(Dataset entries)
^^^^^^^^^^^^^^^^

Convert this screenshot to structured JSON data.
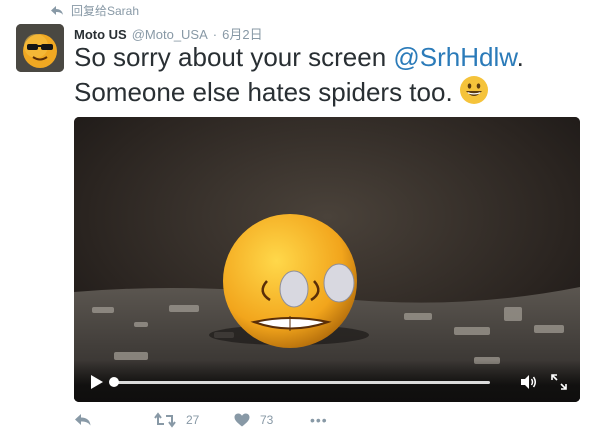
{
  "reply_context": {
    "icon": "reply-arrow-icon",
    "text": "回复给Sarah"
  },
  "author": {
    "name": "Moto US",
    "handle": "@Moto_USA",
    "separator": "·",
    "date": "6月2日",
    "avatar": "sunglasses-emoji-avatar"
  },
  "tweet": {
    "text_before": "So sorry about your screen ",
    "mention": "@SrhHdlw",
    "text_after": ". Someone else hates spiders too.",
    "emoji": "grinning-face-emoji"
  },
  "video": {
    "description_icon": "scared-emoji-ball",
    "progress": 0.0,
    "controls": [
      "play-icon",
      "volume-icon",
      "fullscreen-icon"
    ]
  },
  "actions": {
    "reply": {
      "icon": "reply-icon"
    },
    "retweet": {
      "icon": "retweet-icon",
      "count": "27"
    },
    "like": {
      "icon": "heart-icon",
      "count": "73"
    },
    "more": {
      "icon": "more-dots-icon",
      "label": "•••"
    }
  },
  "colors": {
    "text": "#292f33",
    "muted": "#8899a6",
    "link": "#2b7bb9"
  }
}
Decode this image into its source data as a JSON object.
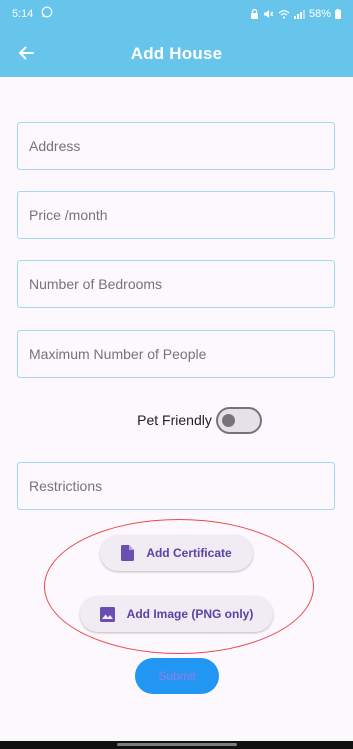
{
  "status_bar": {
    "time": "5:14",
    "battery": "58%",
    "icons": [
      "whatsapp-icon",
      "notification-lock-icon",
      "mute-icon",
      "wifi-icon",
      "signal-icon",
      "battery-icon"
    ]
  },
  "app_bar": {
    "title": "Add House",
    "back_icon": "arrow-left-icon",
    "color": "#67c5ec"
  },
  "form": {
    "address_placeholder": "Address",
    "price_placeholder": "Price /month",
    "bedrooms_placeholder": "Number of Bedrooms",
    "people_placeholder": "Maximum Number of People",
    "pet_friendly_label": "Pet Friendly",
    "pet_friendly_on": false,
    "restrictions_placeholder": "Restrictions",
    "field_border_color": "#a6d9ec"
  },
  "uploads": {
    "certificate_label": "Add Certificate",
    "certificate_icon": "document-icon",
    "image_label": "Add Image (PNG only)",
    "image_icon": "image-icon",
    "highlight_color": "#e84b4b"
  },
  "submit": {
    "label": "Submit",
    "color": "#2196f3"
  }
}
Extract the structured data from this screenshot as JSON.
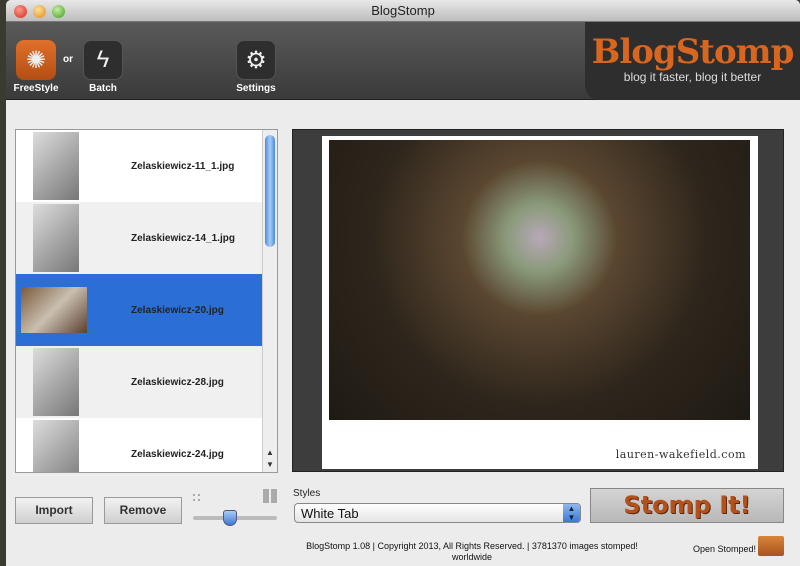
{
  "window": {
    "title": "BlogStomp"
  },
  "toolbar": {
    "freestyle": "FreeStyle",
    "or": "or",
    "batch": "Batch",
    "settings": "Settings"
  },
  "logo": {
    "name": "BlogStomp",
    "tagline": "blog it faster, blog it better"
  },
  "files": [
    {
      "name": "Zelaskiewicz-11_1.jpg",
      "selected": false
    },
    {
      "name": "Zelaskiewicz-14_1.jpg",
      "selected": false
    },
    {
      "name": "Zelaskiewicz-20.jpg",
      "selected": true
    },
    {
      "name": "Zelaskiewicz-28.jpg",
      "selected": false
    },
    {
      "name": "Zelaskiewicz-24.jpg",
      "selected": false
    }
  ],
  "preview": {
    "credit": "lauren-wakefield.com"
  },
  "buttons": {
    "import": "Import",
    "remove": "Remove",
    "stomp": "Stomp It!"
  },
  "styles": {
    "label": "Styles",
    "selected": "White Tab"
  },
  "footer": {
    "line1": "BlogStomp 1.08 | Copyright 2013, All Rights Reserved. | 3781370 images stomped!",
    "line2": "worldwide",
    "open": "Open Stomped!"
  },
  "colors": {
    "selection": "#2b6fd6",
    "accent": "#d8661e"
  }
}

^^^^^^^^^^^^^^^^

Given exercise: Extract every line that has the string "BlogStomp" in it.

Output below:
    "title": "BlogStomp"
    "name": "BlogStomp",
    "line1": "BlogStomp 1.08 | Copyright 2013, All Rights Reserved. | 3781370 images stomped!",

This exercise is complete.